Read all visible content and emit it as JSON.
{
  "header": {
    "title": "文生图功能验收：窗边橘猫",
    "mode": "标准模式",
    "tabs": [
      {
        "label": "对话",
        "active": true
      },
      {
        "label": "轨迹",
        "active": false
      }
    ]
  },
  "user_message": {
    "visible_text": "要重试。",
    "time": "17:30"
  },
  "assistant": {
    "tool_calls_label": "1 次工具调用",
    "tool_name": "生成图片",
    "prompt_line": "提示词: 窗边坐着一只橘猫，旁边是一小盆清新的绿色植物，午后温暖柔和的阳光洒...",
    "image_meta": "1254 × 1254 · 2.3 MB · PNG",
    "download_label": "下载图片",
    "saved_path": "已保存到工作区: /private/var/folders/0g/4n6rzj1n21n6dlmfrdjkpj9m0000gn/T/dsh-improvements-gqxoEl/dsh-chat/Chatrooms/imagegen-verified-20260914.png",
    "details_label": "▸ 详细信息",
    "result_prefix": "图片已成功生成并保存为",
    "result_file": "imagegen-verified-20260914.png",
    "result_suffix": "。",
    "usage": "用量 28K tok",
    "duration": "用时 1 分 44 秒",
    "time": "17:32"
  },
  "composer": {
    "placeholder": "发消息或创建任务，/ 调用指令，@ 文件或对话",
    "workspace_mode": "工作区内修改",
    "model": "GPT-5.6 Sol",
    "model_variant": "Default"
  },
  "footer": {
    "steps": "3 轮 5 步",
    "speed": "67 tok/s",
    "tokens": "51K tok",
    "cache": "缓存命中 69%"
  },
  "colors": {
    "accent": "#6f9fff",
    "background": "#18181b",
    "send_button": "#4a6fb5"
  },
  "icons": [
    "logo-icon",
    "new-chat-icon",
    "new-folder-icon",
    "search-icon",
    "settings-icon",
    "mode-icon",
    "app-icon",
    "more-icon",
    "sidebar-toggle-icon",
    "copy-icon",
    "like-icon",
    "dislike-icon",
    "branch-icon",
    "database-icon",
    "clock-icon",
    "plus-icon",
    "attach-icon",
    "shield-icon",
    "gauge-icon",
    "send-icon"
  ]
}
§
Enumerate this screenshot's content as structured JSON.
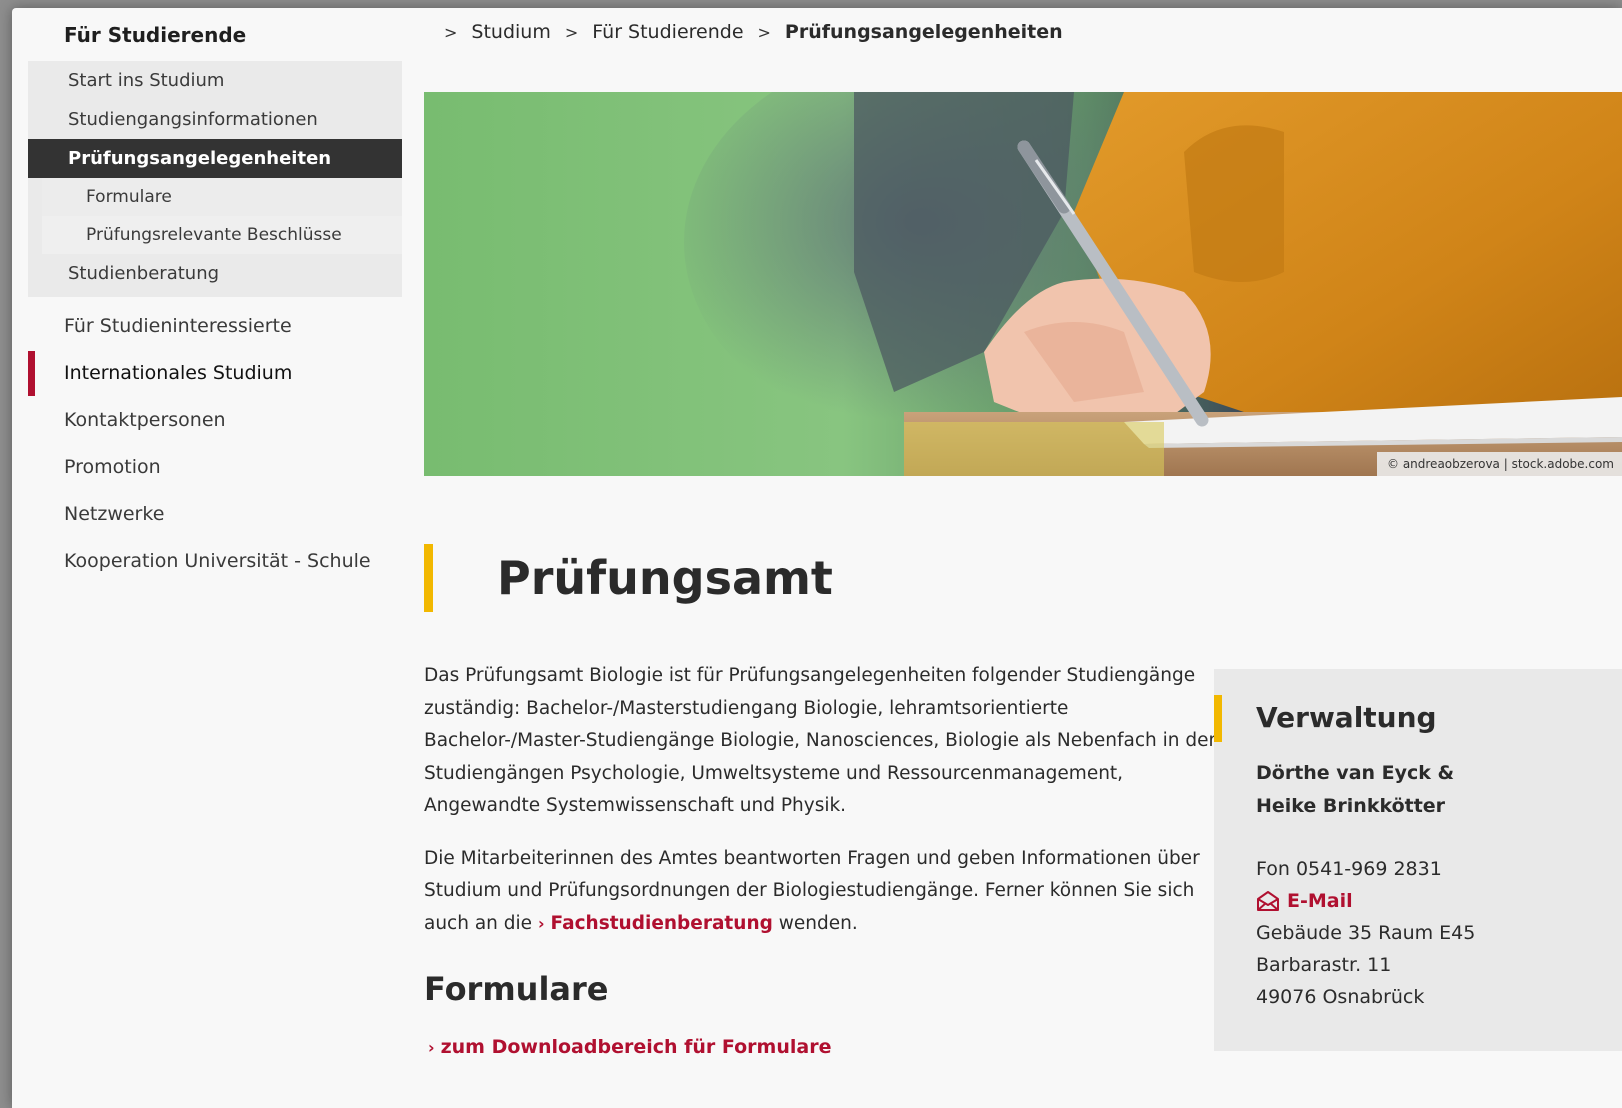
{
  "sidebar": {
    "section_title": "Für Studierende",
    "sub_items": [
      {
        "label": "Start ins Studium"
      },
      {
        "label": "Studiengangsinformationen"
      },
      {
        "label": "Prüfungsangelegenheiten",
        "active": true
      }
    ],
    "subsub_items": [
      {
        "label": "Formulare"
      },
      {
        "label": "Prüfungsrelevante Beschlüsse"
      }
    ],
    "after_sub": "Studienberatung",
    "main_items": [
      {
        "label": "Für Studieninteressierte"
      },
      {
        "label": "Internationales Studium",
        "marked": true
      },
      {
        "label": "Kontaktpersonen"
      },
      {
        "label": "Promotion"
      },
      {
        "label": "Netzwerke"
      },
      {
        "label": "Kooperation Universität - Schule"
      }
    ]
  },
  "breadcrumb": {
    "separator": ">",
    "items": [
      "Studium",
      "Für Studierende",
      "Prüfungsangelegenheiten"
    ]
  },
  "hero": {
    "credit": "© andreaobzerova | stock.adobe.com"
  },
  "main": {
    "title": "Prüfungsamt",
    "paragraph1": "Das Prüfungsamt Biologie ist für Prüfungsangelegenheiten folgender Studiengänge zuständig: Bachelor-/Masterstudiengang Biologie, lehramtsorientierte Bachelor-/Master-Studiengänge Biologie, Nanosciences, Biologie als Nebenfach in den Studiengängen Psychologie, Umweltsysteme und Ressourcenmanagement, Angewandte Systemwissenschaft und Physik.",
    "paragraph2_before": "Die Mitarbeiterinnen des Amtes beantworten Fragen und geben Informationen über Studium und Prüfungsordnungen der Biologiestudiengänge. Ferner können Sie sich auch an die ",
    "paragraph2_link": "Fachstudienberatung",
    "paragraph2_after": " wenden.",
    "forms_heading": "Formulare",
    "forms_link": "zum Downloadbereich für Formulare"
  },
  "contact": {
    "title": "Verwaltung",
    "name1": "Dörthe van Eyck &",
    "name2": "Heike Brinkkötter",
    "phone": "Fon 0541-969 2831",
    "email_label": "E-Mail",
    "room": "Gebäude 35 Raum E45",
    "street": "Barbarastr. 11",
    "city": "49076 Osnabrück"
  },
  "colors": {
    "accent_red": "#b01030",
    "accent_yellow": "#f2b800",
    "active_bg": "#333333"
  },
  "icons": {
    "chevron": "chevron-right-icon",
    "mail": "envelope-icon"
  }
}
§
Wherever a line in the data above holds "Studierende", copy that line.

    "section_title": "Für Studierende",
      "Für Studierende",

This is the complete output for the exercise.